Task statement. Reproduce the data exactly and drop any pictures it holds.

##### Available records

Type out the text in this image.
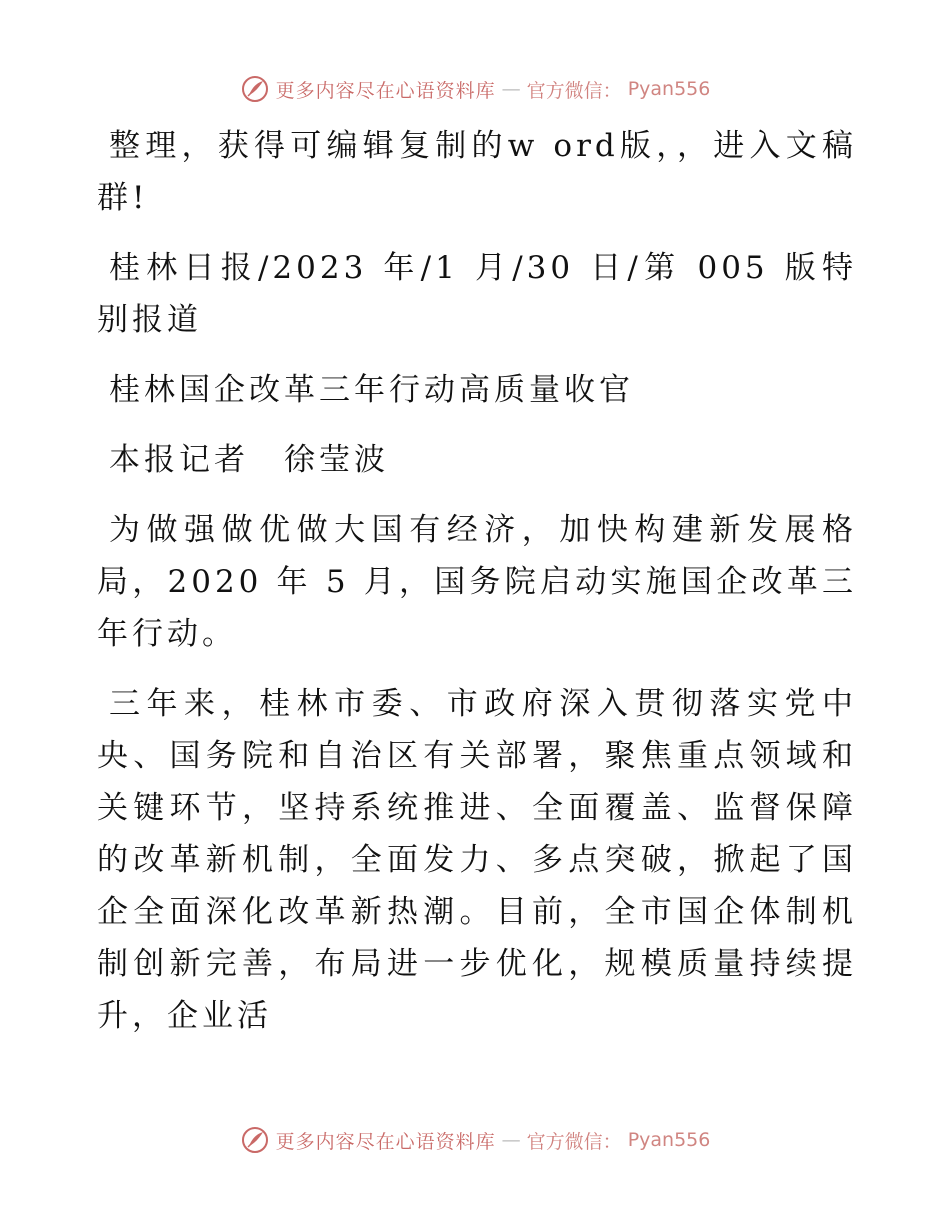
更多内容尽在心语资料库 — 官方微信： Pyan556

整理，获得可编辑复制的w ord版，，进入文稿群!

桂林日报/2023 年/1 月/30 日/第 005 版特别报道

桂林国企改革三年行动高质量收官

本报记者　徐莹波

为做强做优做大国有经济，加快构建新发展格局，2020 年 5 月，国务院启动实施国企改革三年行动。

三年来，桂林市委、市政府深入贯彻落实党中央、国务院和自治区有关部署，聚焦重点领域和关键环节，坚持系统推进、全面覆盖、监督保障的改革新机制，全面发力、多点突破，掀起了国企全面深化改革新热潮。目前，全市国企体制机制创新完善，布局进一步优化，规模质量持续提升，企业活

更多内容尽在心语资料库 — 官方微信： Pyan556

##########

Written response.
Type out the text in this image.
更多内容尽在心语资料库 — 官方微信： Pyan556

整理，获得可编辑复制的w ord版，，进入文稿群!

桂林日报/2023 年/1 月/30 日/第 005 版特别报道

桂林国企改革三年行动高质量收官

本报记者　徐莹波

为做强做优做大国有经济，加快构建新发展格局，2020 年 5 月，国务院启动实施国企改革三年行动。

三年来，桂林市委、市政府深入贯彻落实党中央、国务院和自治区有关部署，聚焦重点领域和关键环节，坚持系统推进、全面覆盖、监督保障的改革新机制，全面发力、多点突破，掀起了国企全面深化改革新热潮。目前，全市国企体制机制创新完善，布局进一步优化，规模质量持续提升，企业活

更多内容尽在心语资料库 — 官方微信： Pyan556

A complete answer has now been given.